## START

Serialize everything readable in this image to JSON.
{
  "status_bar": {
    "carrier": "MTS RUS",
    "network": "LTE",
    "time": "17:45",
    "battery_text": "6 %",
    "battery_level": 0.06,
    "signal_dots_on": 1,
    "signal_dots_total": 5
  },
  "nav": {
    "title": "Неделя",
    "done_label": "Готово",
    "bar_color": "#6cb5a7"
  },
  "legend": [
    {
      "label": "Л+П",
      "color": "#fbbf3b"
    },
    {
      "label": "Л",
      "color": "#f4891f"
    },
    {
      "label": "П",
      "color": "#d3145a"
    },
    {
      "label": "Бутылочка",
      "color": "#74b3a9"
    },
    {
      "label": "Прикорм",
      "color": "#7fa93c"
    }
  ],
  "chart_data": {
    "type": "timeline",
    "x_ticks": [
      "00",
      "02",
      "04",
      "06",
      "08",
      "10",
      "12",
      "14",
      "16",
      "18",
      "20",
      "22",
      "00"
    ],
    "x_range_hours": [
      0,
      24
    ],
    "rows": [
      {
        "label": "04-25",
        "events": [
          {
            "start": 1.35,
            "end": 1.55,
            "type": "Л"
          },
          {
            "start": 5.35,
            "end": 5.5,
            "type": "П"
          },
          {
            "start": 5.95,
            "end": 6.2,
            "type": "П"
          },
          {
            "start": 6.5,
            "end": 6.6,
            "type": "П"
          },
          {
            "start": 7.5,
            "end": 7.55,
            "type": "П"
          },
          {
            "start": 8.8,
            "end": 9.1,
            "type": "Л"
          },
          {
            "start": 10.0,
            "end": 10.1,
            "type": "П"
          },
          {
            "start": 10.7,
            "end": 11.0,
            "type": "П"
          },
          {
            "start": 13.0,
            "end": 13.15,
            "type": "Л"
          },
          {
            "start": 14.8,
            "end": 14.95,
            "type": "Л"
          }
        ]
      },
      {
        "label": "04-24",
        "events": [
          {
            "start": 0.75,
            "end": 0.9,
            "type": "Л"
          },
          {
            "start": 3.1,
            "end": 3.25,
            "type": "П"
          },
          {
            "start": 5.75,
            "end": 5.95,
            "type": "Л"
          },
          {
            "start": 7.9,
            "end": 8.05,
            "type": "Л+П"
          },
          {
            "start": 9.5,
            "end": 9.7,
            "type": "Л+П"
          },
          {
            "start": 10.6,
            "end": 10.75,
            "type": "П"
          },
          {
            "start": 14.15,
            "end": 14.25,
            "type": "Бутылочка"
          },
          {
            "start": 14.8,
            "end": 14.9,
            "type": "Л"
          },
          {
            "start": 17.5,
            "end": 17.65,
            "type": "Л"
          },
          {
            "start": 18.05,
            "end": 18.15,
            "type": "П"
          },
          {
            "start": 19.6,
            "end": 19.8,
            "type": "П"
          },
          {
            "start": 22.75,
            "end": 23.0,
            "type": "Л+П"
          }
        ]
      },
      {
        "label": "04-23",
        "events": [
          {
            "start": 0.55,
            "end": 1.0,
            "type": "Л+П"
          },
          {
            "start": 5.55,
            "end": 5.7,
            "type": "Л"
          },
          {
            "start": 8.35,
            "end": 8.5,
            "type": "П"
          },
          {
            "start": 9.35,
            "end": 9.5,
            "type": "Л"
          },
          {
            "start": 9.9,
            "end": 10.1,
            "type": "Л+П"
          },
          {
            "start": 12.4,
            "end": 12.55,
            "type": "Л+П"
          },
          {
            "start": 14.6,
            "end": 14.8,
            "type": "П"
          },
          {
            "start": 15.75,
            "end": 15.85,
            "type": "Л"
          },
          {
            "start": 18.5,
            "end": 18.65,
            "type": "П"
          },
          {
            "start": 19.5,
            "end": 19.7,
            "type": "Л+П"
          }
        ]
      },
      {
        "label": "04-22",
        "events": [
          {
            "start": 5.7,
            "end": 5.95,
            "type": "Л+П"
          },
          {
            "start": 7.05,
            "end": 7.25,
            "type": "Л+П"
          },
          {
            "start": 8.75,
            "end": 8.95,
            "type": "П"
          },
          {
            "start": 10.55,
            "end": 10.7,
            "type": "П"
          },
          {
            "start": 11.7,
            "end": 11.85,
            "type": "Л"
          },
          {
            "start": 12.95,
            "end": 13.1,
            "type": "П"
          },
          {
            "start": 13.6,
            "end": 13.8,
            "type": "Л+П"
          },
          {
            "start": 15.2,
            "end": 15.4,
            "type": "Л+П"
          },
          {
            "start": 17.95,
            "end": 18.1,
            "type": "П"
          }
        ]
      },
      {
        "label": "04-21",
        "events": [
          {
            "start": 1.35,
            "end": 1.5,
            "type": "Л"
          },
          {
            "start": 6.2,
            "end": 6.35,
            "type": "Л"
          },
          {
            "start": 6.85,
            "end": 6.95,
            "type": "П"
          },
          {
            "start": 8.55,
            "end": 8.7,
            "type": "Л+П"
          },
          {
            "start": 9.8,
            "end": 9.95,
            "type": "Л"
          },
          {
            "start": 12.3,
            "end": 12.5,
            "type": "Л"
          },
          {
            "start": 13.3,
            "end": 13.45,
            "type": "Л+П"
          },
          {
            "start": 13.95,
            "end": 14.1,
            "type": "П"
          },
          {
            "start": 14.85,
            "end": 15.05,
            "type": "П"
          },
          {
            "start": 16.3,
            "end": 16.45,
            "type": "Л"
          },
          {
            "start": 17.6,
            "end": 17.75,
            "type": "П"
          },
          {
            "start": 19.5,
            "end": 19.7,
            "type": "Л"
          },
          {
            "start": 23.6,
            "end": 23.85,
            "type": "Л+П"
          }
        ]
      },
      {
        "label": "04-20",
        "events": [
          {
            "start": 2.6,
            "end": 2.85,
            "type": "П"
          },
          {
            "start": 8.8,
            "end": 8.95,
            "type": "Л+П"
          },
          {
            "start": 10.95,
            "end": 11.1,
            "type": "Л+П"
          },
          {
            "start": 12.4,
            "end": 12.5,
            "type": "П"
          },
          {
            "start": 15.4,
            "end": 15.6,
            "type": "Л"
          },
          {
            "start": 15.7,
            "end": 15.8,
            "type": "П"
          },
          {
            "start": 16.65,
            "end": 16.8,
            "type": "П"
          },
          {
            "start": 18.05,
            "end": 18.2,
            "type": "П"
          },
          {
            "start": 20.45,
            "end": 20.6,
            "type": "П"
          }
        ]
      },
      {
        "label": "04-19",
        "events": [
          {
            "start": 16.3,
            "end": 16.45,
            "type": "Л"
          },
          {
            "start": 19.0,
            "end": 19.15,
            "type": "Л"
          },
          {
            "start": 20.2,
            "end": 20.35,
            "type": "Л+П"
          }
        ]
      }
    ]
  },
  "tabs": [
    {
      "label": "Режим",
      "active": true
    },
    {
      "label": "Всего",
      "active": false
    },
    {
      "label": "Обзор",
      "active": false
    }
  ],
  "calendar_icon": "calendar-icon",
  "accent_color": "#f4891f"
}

## END

Copy out the full set of records precisely, leaving nothing out.

__Full solution__
Serialize everything readable in this image to JSON.
{
  "status_bar": {
    "carrier": "MTS RUS",
    "network": "LTE",
    "time": "17:45",
    "battery_text": "6 %",
    "battery_level": 0.06,
    "signal_dots_on": 1,
    "signal_dots_total": 5
  },
  "nav": {
    "title": "Неделя",
    "done_label": "Готово",
    "bar_color": "#6cb5a7"
  },
  "legend": [
    {
      "label": "Л+П",
      "color": "#fbbf3b"
    },
    {
      "label": "Л",
      "color": "#f4891f"
    },
    {
      "label": "П",
      "color": "#d3145a"
    },
    {
      "label": "Бутылочка",
      "color": "#74b3a9"
    },
    {
      "label": "Прикорм",
      "color": "#7fa93c"
    }
  ],
  "chart_data": {
    "type": "timeline",
    "x_ticks": [
      "00",
      "02",
      "04",
      "06",
      "08",
      "10",
      "12",
      "14",
      "16",
      "18",
      "20",
      "22",
      "00"
    ],
    "x_range_hours": [
      0,
      24
    ],
    "rows": [
      {
        "label": "04-25",
        "events": [
          {
            "start": 1.35,
            "end": 1.55,
            "type": "Л"
          },
          {
            "start": 5.35,
            "end": 5.5,
            "type": "П"
          },
          {
            "start": 5.95,
            "end": 6.2,
            "type": "П"
          },
          {
            "start": 6.5,
            "end": 6.6,
            "type": "П"
          },
          {
            "start": 7.5,
            "end": 7.55,
            "type": "П"
          },
          {
            "start": 8.8,
            "end": 9.1,
            "type": "Л"
          },
          {
            "start": 10.0,
            "end": 10.1,
            "type": "П"
          },
          {
            "start": 10.7,
            "end": 11.0,
            "type": "П"
          },
          {
            "start": 13.0,
            "end": 13.15,
            "type": "Л"
          },
          {
            "start": 14.8,
            "end": 14.95,
            "type": "Л"
          }
        ]
      },
      {
        "label": "04-24",
        "events": [
          {
            "start": 0.75,
            "end": 0.9,
            "type": "Л"
          },
          {
            "start": 3.1,
            "end": 3.25,
            "type": "П"
          },
          {
            "start": 5.75,
            "end": 5.95,
            "type": "Л"
          },
          {
            "start": 7.9,
            "end": 8.05,
            "type": "Л+П"
          },
          {
            "start": 9.5,
            "end": 9.7,
            "type": "Л+П"
          },
          {
            "start": 10.6,
            "end": 10.75,
            "type": "П"
          },
          {
            "start": 14.15,
            "end": 14.25,
            "type": "Бутылочка"
          },
          {
            "start": 14.8,
            "end": 14.9,
            "type": "Л"
          },
          {
            "start": 17.5,
            "end": 17.65,
            "type": "Л"
          },
          {
            "start": 18.05,
            "end": 18.15,
            "type": "П"
          },
          {
            "start": 19.6,
            "end": 19.8,
            "type": "П"
          },
          {
            "start": 22.75,
            "end": 23.0,
            "type": "Л+П"
          }
        ]
      },
      {
        "label": "04-23",
        "events": [
          {
            "start": 0.55,
            "end": 1.0,
            "type": "Л+П"
          },
          {
            "start": 5.55,
            "end": 5.7,
            "type": "Л"
          },
          {
            "start": 8.35,
            "end": 8.5,
            "type": "П"
          },
          {
            "start": 9.35,
            "end": 9.5,
            "type": "Л"
          },
          {
            "start": 9.9,
            "end": 10.1,
            "type": "Л+П"
          },
          {
            "start": 12.4,
            "end": 12.55,
            "type": "Л+П"
          },
          {
            "start": 14.6,
            "end": 14.8,
            "type": "П"
          },
          {
            "start": 15.75,
            "end": 15.85,
            "type": "Л"
          },
          {
            "start": 18.5,
            "end": 18.65,
            "type": "П"
          },
          {
            "start": 19.5,
            "end": 19.7,
            "type": "Л+П"
          }
        ]
      },
      {
        "label": "04-22",
        "events": [
          {
            "start": 5.7,
            "end": 5.95,
            "type": "Л+П"
          },
          {
            "start": 7.05,
            "end": 7.25,
            "type": "Л+П"
          },
          {
            "start": 8.75,
            "end": 8.95,
            "type": "П"
          },
          {
            "start": 10.55,
            "end": 10.7,
            "type": "П"
          },
          {
            "start": 11.7,
            "end": 11.85,
            "type": "Л"
          },
          {
            "start": 12.95,
            "end": 13.1,
            "type": "П"
          },
          {
            "start": 13.6,
            "end": 13.8,
            "type": "Л+П"
          },
          {
            "start": 15.2,
            "end": 15.4,
            "type": "Л+П"
          },
          {
            "start": 17.95,
            "end": 18.1,
            "type": "П"
          }
        ]
      },
      {
        "label": "04-21",
        "events": [
          {
            "start": 1.35,
            "end": 1.5,
            "type": "Л"
          },
          {
            "start": 6.2,
            "end": 6.35,
            "type": "Л"
          },
          {
            "start": 6.85,
            "end": 6.95,
            "type": "П"
          },
          {
            "start": 8.55,
            "end": 8.7,
            "type": "Л+П"
          },
          {
            "start": 9.8,
            "end": 9.95,
            "type": "Л"
          },
          {
            "start": 12.3,
            "end": 12.5,
            "type": "Л"
          },
          {
            "start": 13.3,
            "end": 13.45,
            "type": "Л+П"
          },
          {
            "start": 13.95,
            "end": 14.1,
            "type": "П"
          },
          {
            "start": 14.85,
            "end": 15.05,
            "type": "П"
          },
          {
            "start": 16.3,
            "end": 16.45,
            "type": "Л"
          },
          {
            "start": 17.6,
            "end": 17.75,
            "type": "П"
          },
          {
            "start": 19.5,
            "end": 19.7,
            "type": "Л"
          },
          {
            "start": 23.6,
            "end": 23.85,
            "type": "Л+П"
          }
        ]
      },
      {
        "label": "04-20",
        "events": [
          {
            "start": 2.6,
            "end": 2.85,
            "type": "П"
          },
          {
            "start": 8.8,
            "end": 8.95,
            "type": "Л+П"
          },
          {
            "start": 10.95,
            "end": 11.1,
            "type": "Л+П"
          },
          {
            "start": 12.4,
            "end": 12.5,
            "type": "П"
          },
          {
            "start": 15.4,
            "end": 15.6,
            "type": "Л"
          },
          {
            "start": 15.7,
            "end": 15.8,
            "type": "П"
          },
          {
            "start": 16.65,
            "end": 16.8,
            "type": "П"
          },
          {
            "start": 18.05,
            "end": 18.2,
            "type": "П"
          },
          {
            "start": 20.45,
            "end": 20.6,
            "type": "П"
          }
        ]
      },
      {
        "label": "04-19",
        "events": [
          {
            "start": 16.3,
            "end": 16.45,
            "type": "Л"
          },
          {
            "start": 19.0,
            "end": 19.15,
            "type": "Л"
          },
          {
            "start": 20.2,
            "end": 20.35,
            "type": "Л+П"
          }
        ]
      }
    ]
  },
  "tabs": [
    {
      "label": "Режим",
      "active": true
    },
    {
      "label": "Всего",
      "active": false
    },
    {
      "label": "Обзор",
      "active": false
    }
  ],
  "calendar_icon": "calendar-icon",
  "accent_color": "#f4891f"
}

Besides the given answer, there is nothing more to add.